Dataset entries on figures
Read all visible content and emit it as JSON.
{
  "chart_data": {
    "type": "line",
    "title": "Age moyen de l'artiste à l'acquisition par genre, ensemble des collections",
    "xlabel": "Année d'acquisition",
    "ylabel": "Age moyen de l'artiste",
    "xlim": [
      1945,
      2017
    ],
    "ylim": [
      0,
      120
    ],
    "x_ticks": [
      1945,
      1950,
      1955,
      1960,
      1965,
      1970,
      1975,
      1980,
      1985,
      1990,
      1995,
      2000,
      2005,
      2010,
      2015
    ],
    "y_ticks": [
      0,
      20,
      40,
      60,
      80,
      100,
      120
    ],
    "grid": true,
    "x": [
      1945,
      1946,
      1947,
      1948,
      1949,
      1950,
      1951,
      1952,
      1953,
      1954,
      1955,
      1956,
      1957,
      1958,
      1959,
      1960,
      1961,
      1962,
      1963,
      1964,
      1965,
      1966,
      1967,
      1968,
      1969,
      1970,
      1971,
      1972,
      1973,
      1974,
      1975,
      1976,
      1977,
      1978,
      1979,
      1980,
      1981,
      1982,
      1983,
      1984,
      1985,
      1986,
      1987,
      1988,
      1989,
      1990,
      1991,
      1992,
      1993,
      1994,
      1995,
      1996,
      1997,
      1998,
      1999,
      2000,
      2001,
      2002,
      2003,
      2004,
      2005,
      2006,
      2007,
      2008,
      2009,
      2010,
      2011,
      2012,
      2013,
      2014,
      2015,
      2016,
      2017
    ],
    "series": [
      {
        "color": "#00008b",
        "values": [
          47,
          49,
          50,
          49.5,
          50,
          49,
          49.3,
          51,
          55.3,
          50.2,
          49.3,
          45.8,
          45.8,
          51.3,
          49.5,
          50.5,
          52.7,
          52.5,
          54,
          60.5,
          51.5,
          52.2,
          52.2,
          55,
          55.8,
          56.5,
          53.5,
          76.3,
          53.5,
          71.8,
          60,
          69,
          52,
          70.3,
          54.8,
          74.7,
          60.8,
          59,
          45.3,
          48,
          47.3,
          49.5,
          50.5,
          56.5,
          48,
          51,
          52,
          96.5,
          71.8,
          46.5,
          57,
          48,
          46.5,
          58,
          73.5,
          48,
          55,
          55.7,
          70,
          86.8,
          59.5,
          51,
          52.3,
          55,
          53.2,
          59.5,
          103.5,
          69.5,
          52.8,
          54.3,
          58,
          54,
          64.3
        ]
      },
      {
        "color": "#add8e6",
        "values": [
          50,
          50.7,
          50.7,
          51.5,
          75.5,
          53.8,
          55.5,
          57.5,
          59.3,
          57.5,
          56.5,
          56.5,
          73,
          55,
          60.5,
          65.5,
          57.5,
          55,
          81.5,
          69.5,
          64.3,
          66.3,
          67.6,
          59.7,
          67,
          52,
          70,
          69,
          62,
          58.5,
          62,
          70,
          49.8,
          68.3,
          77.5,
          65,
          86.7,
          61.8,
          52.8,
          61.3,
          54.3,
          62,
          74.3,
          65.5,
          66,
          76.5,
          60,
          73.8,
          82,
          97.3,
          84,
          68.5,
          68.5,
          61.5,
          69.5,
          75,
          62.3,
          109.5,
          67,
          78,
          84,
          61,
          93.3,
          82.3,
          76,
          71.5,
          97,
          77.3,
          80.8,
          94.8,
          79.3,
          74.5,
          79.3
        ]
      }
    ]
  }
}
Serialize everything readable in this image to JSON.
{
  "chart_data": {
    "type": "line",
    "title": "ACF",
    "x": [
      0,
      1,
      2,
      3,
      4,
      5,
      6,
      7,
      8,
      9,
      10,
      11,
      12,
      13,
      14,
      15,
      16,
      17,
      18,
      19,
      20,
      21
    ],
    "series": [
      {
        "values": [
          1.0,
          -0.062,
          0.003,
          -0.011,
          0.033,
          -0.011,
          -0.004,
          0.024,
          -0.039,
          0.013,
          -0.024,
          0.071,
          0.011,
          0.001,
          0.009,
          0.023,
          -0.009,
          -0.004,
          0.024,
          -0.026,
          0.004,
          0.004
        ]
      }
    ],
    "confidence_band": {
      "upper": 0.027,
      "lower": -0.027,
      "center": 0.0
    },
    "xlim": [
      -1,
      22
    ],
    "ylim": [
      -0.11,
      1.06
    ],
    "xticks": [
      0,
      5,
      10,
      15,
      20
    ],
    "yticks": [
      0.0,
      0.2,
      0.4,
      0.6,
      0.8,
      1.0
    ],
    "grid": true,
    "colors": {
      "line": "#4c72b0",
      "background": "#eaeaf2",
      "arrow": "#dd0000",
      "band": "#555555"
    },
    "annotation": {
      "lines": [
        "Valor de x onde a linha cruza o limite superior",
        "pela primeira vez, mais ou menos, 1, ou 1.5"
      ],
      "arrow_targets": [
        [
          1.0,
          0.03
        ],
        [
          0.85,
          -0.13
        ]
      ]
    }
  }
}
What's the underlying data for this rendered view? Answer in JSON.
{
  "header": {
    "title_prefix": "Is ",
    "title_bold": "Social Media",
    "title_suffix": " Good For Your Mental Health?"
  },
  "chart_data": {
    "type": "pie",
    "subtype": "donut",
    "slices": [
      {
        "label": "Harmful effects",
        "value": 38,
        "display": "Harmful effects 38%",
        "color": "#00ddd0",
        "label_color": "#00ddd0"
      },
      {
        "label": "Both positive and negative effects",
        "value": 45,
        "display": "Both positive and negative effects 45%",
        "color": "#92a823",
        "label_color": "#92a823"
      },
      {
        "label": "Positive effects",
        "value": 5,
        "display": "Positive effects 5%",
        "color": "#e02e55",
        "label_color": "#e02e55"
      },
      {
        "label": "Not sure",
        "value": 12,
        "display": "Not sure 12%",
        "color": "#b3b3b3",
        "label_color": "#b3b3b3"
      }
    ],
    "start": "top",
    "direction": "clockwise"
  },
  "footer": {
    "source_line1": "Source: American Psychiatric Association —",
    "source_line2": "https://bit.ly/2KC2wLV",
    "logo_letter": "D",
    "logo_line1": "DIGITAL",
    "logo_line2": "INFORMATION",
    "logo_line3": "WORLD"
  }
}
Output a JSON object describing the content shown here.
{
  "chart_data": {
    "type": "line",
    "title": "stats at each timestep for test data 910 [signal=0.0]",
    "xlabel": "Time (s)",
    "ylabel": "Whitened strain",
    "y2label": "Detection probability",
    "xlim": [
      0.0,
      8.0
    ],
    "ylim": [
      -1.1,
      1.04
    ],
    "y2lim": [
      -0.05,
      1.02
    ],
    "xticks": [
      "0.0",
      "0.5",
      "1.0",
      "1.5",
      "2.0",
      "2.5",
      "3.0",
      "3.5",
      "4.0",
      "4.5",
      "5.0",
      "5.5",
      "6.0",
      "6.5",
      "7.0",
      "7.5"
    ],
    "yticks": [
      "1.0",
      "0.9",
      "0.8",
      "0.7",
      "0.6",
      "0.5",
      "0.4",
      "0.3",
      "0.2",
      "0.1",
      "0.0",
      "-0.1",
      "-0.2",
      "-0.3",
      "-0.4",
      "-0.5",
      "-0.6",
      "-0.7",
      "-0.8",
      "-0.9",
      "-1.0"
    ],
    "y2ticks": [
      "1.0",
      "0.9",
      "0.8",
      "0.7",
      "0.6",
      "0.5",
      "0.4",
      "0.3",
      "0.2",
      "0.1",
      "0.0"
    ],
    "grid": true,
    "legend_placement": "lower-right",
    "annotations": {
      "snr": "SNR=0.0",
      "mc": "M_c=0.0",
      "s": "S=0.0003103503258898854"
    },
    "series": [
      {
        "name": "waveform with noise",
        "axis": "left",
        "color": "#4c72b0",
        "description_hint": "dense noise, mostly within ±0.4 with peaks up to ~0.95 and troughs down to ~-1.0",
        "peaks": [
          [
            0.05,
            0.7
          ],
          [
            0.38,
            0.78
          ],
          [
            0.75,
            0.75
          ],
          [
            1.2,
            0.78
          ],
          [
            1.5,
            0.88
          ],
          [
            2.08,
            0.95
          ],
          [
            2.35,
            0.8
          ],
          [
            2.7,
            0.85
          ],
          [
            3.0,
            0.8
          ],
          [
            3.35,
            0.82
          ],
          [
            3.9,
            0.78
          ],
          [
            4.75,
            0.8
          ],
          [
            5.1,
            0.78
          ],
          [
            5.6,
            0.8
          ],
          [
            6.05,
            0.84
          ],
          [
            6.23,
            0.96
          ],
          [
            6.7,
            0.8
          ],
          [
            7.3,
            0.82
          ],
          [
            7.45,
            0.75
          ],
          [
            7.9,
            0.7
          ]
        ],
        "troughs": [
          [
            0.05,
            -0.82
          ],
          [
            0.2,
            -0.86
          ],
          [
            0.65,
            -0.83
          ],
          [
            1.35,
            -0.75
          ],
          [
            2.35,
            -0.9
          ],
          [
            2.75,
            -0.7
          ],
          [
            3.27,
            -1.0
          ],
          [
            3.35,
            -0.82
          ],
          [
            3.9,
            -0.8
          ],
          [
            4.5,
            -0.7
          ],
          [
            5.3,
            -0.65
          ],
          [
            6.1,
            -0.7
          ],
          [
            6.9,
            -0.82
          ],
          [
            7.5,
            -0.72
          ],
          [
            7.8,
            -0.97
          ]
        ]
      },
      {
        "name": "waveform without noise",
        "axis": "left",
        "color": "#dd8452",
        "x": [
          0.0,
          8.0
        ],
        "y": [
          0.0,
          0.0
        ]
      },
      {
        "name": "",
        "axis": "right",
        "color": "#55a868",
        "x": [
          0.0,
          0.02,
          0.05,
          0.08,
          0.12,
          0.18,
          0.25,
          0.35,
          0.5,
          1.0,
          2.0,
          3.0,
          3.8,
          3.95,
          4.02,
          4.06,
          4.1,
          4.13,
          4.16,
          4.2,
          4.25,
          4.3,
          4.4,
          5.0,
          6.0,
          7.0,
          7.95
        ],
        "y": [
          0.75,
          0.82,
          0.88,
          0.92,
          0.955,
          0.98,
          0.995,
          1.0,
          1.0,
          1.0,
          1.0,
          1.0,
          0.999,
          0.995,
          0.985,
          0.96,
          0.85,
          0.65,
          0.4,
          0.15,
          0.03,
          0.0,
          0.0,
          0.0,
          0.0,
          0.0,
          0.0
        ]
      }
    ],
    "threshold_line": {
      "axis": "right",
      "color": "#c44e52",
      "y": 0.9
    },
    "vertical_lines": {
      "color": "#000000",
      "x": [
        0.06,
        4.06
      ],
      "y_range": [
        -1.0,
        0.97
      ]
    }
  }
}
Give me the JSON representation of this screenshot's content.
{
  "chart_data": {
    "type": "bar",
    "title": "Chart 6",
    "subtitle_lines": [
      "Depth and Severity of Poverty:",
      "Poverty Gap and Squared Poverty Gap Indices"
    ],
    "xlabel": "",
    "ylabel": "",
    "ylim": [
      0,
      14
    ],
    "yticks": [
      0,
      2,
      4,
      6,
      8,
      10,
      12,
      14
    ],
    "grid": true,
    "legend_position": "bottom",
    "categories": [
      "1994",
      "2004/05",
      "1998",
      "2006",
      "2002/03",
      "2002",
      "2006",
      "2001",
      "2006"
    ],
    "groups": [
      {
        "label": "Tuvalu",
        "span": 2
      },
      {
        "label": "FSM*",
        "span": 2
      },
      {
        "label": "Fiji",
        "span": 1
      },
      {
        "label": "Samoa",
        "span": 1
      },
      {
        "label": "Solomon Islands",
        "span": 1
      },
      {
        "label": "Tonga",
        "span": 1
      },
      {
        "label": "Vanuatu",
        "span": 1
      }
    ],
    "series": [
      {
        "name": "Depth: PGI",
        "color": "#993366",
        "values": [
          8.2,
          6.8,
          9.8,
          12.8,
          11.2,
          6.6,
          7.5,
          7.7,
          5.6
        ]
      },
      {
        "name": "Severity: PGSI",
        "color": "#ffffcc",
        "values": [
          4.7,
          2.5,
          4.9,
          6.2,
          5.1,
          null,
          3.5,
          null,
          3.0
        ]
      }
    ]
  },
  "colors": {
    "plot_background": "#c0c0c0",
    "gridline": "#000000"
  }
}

● **Exercise directions**: Look through the listing and extract every line with "waveform" in it.

● **Written response**:
        "name": "waveform with noise",
        "name": "waveform without noise",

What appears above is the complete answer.